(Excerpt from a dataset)
—————

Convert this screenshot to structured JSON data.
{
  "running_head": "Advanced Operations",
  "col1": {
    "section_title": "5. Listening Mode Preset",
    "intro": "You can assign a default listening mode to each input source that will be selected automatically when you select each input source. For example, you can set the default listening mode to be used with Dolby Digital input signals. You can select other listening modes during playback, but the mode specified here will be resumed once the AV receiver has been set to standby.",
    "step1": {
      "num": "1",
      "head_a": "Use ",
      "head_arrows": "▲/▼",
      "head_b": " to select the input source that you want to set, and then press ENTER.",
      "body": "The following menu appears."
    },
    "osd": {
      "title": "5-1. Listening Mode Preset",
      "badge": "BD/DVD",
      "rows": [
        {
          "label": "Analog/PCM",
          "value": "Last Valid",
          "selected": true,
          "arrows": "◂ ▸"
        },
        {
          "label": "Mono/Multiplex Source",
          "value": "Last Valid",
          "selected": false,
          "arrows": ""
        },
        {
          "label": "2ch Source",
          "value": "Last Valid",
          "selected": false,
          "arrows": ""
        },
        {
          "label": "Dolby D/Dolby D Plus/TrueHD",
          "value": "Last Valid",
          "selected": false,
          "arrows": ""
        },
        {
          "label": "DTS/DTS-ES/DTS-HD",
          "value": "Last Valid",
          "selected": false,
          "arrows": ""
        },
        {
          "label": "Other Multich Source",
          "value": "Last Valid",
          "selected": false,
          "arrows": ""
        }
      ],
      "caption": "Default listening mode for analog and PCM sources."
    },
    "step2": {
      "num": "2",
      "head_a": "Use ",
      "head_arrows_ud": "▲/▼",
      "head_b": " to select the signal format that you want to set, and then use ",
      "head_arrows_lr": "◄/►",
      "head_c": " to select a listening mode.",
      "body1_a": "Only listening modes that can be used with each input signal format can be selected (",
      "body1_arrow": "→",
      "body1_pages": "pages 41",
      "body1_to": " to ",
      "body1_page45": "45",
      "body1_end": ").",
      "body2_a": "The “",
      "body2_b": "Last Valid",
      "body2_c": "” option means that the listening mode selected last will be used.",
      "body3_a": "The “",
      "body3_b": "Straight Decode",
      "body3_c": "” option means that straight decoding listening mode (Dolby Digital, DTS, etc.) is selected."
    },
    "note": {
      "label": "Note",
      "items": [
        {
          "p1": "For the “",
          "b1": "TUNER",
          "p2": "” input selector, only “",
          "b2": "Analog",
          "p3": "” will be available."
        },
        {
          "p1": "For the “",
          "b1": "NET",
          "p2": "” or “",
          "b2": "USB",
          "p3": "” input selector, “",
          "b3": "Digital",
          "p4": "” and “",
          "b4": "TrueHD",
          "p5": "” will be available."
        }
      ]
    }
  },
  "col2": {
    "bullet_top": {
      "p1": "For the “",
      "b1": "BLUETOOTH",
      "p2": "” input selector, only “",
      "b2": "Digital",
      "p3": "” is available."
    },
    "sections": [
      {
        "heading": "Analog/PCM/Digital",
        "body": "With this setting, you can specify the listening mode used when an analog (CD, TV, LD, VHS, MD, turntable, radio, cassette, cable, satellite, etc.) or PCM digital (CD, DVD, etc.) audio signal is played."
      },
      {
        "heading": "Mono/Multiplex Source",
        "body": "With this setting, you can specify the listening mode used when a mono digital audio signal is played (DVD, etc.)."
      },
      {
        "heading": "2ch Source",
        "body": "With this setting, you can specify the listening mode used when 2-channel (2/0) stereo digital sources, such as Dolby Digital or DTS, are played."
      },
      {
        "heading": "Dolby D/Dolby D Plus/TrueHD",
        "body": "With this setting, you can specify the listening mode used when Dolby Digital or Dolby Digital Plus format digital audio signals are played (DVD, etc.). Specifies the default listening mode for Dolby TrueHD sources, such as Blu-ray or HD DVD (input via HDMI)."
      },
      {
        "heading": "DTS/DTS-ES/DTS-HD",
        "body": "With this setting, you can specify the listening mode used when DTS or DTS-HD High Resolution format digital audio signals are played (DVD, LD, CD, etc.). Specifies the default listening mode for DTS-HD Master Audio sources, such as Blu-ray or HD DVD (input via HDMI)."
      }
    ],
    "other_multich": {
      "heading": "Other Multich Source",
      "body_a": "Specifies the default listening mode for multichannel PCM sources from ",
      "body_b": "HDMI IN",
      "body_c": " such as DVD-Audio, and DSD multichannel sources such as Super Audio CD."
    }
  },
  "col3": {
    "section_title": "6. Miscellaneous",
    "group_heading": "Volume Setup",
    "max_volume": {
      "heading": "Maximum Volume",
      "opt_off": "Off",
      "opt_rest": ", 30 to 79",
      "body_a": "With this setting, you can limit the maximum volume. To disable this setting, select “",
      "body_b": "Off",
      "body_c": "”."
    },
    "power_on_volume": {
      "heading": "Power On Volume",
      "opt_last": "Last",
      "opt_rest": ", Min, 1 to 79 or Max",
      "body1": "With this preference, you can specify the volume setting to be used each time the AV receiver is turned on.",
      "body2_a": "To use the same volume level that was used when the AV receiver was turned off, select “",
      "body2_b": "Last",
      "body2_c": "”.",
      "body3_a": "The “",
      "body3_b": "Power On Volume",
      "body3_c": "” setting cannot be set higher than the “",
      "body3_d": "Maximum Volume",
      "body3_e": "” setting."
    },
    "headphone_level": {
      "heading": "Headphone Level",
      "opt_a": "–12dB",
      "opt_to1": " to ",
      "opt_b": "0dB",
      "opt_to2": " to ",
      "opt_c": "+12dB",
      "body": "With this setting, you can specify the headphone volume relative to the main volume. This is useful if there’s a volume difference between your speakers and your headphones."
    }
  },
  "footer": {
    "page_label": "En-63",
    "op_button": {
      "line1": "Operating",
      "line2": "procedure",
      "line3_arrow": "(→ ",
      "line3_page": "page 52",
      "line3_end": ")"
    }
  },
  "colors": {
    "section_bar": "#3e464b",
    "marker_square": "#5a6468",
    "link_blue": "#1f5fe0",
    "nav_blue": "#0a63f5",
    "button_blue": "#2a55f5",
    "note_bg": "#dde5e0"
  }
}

—————

DESCRIPTION OF THE TASK
Transcribe all of the lines in the records precisely.

RESULT OF THIS TASK
Convert this screenshot to structured JSON data.
{
  "running_head": "Advanced Operations",
  "col1": {
    "section_title": "5. Listening Mode Preset",
    "intro": "You can assign a default listening mode to each input source that will be selected automatically when you select each input source. For example, you can set the default listening mode to be used with Dolby Digital input signals. You can select other listening modes during playback, but the mode specified here will be resumed once the AV receiver has been set to standby.",
    "step1": {
      "num": "1",
      "head_a": "Use ",
      "head_arrows": "▲/▼",
      "head_b": " to select the input source that you want to set, and then press ENTER.",
      "body": "The following menu appears."
    },
    "osd": {
      "title": "5-1. Listening Mode Preset",
      "badge": "BD/DVD",
      "rows": [
        {
          "label": "Analog/PCM",
          "value": "Last Valid",
          "selected": true,
          "arrows": "◂ ▸"
        },
        {
          "label": "Mono/Multiplex Source",
          "value": "Last Valid",
          "selected": false,
          "arrows": ""
        },
        {
          "label": "2ch Source",
          "value": "Last Valid",
          "selected": false,
          "arrows": ""
        },
        {
          "label": "Dolby D/Dolby D Plus/TrueHD",
          "value": "Last Valid",
          "selected": false,
          "arrows": ""
        },
        {
          "label": "DTS/DTS-ES/DTS-HD",
          "value": "Last Valid",
          "selected": false,
          "arrows": ""
        },
        {
          "label": "Other Multich Source",
          "value": "Last Valid",
          "selected": false,
          "arrows": ""
        }
      ],
      "caption": "Default listening mode for analog and PCM sources."
    },
    "step2": {
      "num": "2",
      "head_a": "Use ",
      "head_arrows_ud": "▲/▼",
      "head_b": " to select the signal format that you want to set, and then use ",
      "head_arrows_lr": "◄/►",
      "head_c": " to select a listening mode.",
      "body1_a": "Only listening modes that can be used with each input signal format can be selected (",
      "body1_arrow": "→",
      "body1_pages": "pages 41",
      "body1_to": " to ",
      "body1_page45": "45",
      "body1_end": ").",
      "body2_a": "The “",
      "body2_b": "Last Valid",
      "body2_c": "” option means that the listening mode selected last will be used.",
      "body3_a": "The “",
      "body3_b": "Straight Decode",
      "body3_c": "” option means that straight decoding listening mode (Dolby Digital, DTS, etc.) is selected."
    },
    "note": {
      "label": "Note",
      "items": [
        {
          "p1": "For the “",
          "b1": "TUNER",
          "p2": "” input selector, only “",
          "b2": "Analog",
          "p3": "” will be available."
        },
        {
          "p1": "For the “",
          "b1": "NET",
          "p2": "” or “",
          "b2": "USB",
          "p3": "” input selector, “",
          "b3": "Digital",
          "p4": "” and “",
          "b4": "TrueHD",
          "p5": "” will be available."
        }
      ]
    }
  },
  "col2": {
    "bullet_top": {
      "p1": "For the “",
      "b1": "BLUETOOTH",
      "p2": "” input selector, only “",
      "b2": "Digital",
      "p3": "” is available."
    },
    "sections": [
      {
        "heading": "Analog/PCM/Digital",
        "body": "With this setting, you can specify the listening mode used when an analog (CD, TV, LD, VHS, MD, turntable, radio, cassette, cable, satellite, etc.) or PCM digital (CD, DVD, etc.) audio signal is played."
      },
      {
        "heading": "Mono/Multiplex Source",
        "body": "With this setting, you can specify the listening mode used when a mono digital audio signal is played (DVD, etc.)."
      },
      {
        "heading": "2ch Source",
        "body": "With this setting, you can specify the listening mode used when 2-channel (2/0) stereo digital sources, such as Dolby Digital or DTS, are played."
      },
      {
        "heading": "Dolby D/Dolby D Plus/TrueHD",
        "body": "With this setting, you can specify the listening mode used when Dolby Digital or Dolby Digital Plus format digital audio signals are played (DVD, etc.). Specifies the default listening mode for Dolby TrueHD sources, such as Blu-ray or HD DVD (input via HDMI)."
      },
      {
        "heading": "DTS/DTS-ES/DTS-HD",
        "body": "With this setting, you can specify the listening mode used when DTS or DTS-HD High Resolution format digital audio signals are played (DVD, LD, CD, etc.). Specifies the default listening mode for DTS-HD Master Audio sources, such as Blu-ray or HD DVD (input via HDMI)."
      }
    ],
    "other_multich": {
      "heading": "Other Multich Source",
      "body_a": "Specifies the default listening mode for multichannel PCM sources from ",
      "body_b": "HDMI IN",
      "body_c": " such as DVD-Audio, and DSD multichannel sources such as Super Audio CD."
    }
  },
  "col3": {
    "section_title": "6. Miscellaneous",
    "group_heading": "Volume Setup",
    "max_volume": {
      "heading": "Maximum Volume",
      "opt_off": "Off",
      "opt_rest": ", 30 to 79",
      "body_a": "With this setting, you can limit the maximum volume. To disable this setting, select “",
      "body_b": "Off",
      "body_c": "”."
    },
    "power_on_volume": {
      "heading": "Power On Volume",
      "opt_last": "Last",
      "opt_rest": ", Min, 1 to 79 or Max",
      "body1": "With this preference, you can specify the volume setting to be used each time the AV receiver is turned on.",
      "body2_a": "To use the same volume level that was used when the AV receiver was turned off, select “",
      "body2_b": "Last",
      "body2_c": "”.",
      "body3_a": "The “",
      "body3_b": "Power On Volume",
      "body3_c": "” setting cannot be set higher than the “",
      "body3_d": "Maximum Volume",
      "body3_e": "” setting."
    },
    "headphone_level": {
      "heading": "Headphone Level",
      "opt_a": "–12dB",
      "opt_to1": " to ",
      "opt_b": "0dB",
      "opt_to2": " to ",
      "opt_c": "+12dB",
      "body": "With this setting, you can specify the headphone volume relative to the main volume. This is useful if there’s a volume difference between your speakers and your headphones."
    }
  },
  "footer": {
    "page_label": "En-63",
    "op_button": {
      "line1": "Operating",
      "line2": "procedure",
      "line3_arrow": "(→ ",
      "line3_page": "page 52",
      "line3_end": ")"
    }
  },
  "colors": {
    "section_bar": "#3e464b",
    "marker_square": "#5a6468",
    "link_blue": "#1f5fe0",
    "nav_blue": "#0a63f5",
    "button_blue": "#2a55f5",
    "note_bg": "#dde5e0"
  }
}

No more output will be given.